The problem:
Report how many lines below contain the word "this", and give only that number.

### Extracted material ###

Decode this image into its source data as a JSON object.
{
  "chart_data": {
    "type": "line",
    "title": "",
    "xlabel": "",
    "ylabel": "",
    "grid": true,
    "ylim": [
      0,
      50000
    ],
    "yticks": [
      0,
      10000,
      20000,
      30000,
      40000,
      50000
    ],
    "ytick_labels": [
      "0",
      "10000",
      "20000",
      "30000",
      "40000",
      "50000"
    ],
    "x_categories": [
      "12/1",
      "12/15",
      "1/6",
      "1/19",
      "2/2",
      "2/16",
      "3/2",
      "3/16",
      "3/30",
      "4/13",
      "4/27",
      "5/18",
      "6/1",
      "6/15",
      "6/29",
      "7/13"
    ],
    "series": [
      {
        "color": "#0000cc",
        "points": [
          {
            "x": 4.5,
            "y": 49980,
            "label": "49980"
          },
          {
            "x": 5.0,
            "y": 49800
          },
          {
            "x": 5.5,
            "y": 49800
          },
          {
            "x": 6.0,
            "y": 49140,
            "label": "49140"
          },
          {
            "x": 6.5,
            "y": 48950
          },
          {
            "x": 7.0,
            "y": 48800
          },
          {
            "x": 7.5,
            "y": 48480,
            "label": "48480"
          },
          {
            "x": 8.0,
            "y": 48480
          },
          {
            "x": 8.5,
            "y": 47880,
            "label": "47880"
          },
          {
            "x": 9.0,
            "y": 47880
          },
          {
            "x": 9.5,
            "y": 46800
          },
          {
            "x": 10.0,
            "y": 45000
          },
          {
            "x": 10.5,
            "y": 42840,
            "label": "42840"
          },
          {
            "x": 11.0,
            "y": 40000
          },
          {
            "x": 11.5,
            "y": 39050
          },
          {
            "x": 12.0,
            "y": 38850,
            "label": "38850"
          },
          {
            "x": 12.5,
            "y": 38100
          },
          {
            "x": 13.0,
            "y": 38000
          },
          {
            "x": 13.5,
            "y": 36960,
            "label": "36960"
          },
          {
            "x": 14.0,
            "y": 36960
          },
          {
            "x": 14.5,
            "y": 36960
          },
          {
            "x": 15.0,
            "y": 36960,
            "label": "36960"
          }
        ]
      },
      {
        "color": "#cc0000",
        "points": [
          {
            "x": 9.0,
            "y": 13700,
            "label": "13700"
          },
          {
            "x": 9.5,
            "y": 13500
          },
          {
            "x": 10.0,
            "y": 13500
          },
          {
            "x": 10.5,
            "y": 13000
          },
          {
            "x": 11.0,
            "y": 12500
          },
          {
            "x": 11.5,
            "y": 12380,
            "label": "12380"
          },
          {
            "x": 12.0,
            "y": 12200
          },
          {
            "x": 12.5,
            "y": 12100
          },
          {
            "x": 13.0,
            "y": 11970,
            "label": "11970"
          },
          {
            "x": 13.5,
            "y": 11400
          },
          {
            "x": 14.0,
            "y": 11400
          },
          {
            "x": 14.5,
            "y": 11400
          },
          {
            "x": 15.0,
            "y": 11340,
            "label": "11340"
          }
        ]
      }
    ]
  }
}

###
### Extracted material ###

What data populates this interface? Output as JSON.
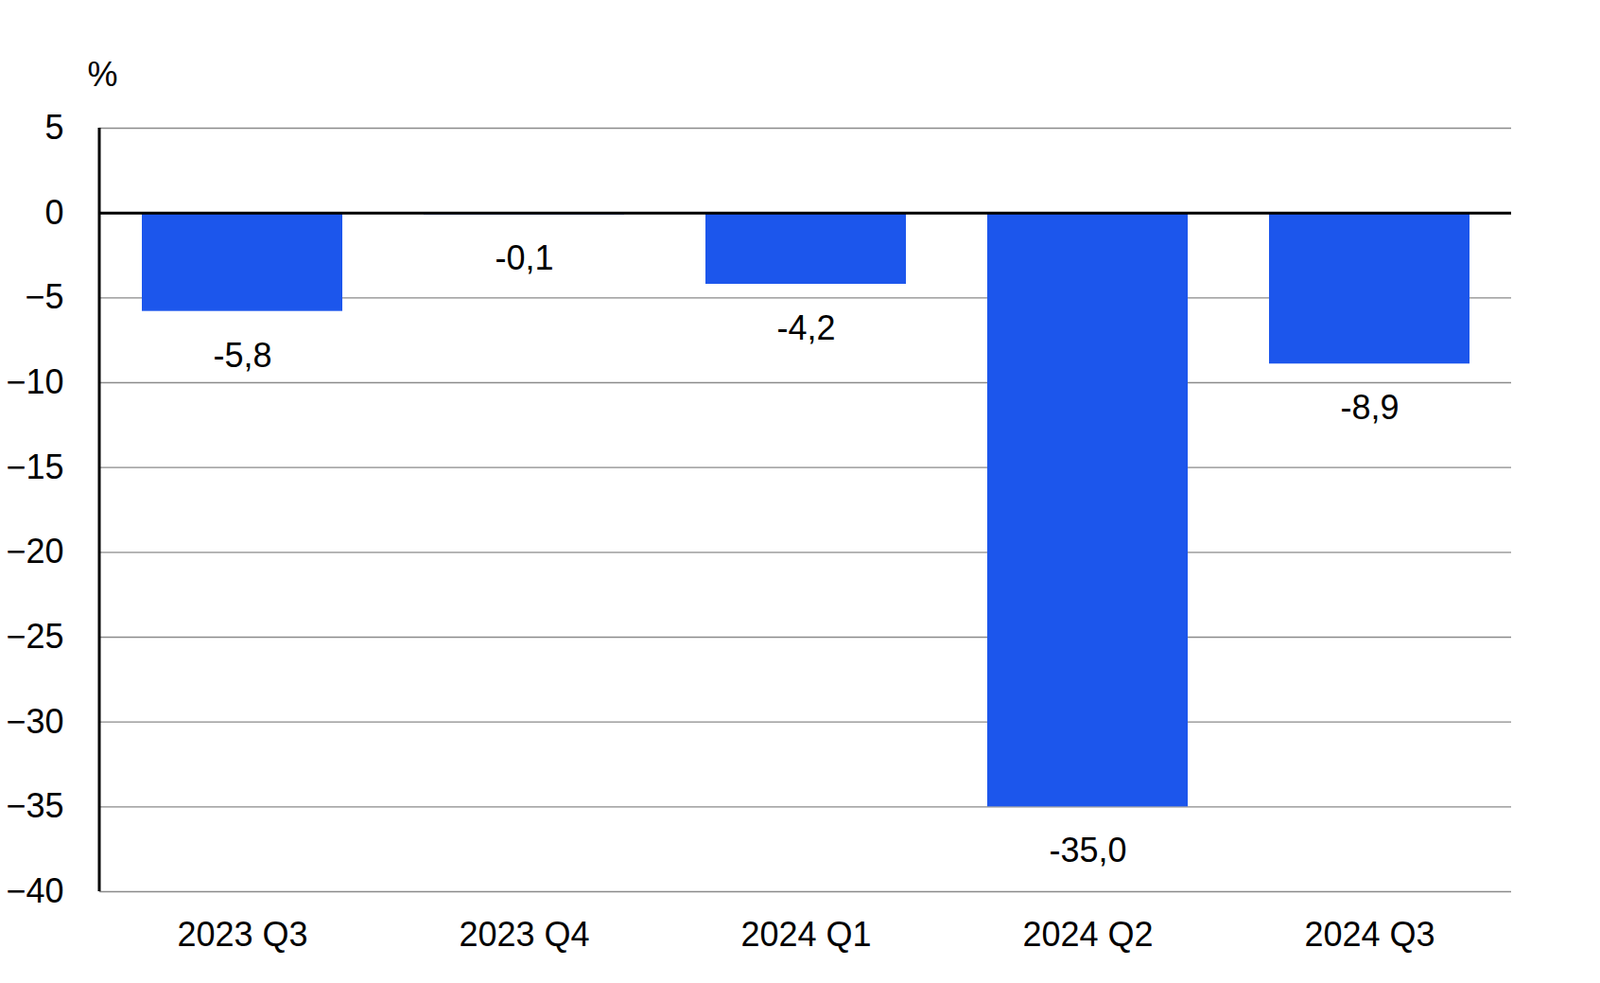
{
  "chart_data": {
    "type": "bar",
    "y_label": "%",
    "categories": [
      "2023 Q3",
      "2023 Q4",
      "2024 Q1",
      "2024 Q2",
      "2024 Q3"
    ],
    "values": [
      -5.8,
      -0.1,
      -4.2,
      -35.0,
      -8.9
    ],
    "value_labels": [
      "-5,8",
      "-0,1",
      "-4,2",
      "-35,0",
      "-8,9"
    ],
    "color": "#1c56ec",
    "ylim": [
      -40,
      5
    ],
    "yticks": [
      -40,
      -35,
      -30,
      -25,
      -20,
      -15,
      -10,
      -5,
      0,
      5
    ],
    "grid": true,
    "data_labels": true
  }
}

###

Finished answer:
2